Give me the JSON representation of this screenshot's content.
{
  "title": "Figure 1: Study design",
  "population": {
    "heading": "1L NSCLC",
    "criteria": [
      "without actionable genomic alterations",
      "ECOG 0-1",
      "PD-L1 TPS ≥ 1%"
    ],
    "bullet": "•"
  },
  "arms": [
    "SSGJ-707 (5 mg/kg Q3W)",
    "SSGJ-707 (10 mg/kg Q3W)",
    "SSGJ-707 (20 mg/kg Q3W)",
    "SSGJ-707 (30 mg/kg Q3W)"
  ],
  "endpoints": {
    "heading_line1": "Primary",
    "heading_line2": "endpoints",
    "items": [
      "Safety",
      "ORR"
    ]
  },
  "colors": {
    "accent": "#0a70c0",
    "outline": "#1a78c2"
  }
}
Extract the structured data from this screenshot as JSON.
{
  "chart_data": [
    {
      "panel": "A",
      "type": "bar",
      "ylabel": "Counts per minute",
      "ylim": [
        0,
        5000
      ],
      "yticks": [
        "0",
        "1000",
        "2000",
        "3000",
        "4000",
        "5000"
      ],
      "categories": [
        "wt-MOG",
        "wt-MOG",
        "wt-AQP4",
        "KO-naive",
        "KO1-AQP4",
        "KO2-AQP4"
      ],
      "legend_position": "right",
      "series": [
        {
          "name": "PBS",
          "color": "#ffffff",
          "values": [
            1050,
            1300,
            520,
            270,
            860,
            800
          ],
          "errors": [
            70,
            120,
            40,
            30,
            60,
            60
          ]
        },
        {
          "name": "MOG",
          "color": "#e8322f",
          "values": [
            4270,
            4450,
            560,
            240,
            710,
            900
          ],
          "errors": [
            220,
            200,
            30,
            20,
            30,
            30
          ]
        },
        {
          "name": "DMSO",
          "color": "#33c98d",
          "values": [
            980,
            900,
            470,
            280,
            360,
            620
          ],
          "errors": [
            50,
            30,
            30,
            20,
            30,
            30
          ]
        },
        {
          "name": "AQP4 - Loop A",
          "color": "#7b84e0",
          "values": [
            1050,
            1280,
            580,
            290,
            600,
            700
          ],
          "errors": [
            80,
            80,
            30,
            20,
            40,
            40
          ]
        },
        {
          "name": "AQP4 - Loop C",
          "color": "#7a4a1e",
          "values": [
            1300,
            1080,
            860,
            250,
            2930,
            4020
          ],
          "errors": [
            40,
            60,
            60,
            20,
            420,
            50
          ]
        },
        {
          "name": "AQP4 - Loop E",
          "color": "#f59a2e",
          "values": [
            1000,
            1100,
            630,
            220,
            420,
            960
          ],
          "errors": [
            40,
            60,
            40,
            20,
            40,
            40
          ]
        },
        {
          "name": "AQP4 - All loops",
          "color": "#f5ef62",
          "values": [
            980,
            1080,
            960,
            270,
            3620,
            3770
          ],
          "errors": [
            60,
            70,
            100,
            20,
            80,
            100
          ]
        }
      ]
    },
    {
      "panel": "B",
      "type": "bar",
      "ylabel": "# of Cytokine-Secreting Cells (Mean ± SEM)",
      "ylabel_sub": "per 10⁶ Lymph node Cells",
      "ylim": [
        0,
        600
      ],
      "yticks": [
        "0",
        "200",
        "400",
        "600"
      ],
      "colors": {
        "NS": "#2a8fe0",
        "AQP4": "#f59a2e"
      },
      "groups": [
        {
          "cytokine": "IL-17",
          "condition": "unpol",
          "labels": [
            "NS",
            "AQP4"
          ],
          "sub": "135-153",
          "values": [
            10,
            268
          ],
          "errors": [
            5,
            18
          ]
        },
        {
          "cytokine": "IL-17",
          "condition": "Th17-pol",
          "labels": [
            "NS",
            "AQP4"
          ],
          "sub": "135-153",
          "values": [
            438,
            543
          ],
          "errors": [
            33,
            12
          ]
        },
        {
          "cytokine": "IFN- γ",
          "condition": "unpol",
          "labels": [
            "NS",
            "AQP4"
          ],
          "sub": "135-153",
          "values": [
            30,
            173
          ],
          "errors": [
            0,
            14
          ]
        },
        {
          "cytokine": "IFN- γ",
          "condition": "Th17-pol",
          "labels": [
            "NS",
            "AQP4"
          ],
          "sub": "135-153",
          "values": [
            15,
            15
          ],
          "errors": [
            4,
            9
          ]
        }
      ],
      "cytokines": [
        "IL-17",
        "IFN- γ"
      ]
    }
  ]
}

▶ [About this task]: Gather each line of the listing containing the word "Cells" and show it.

▶ [Exercise response]:
      "ylabel": "# of Cytokine-Secreting Cells (Mean ± SEM)",
      "ylabel_sub": "per 10⁶ Lymph node Cells",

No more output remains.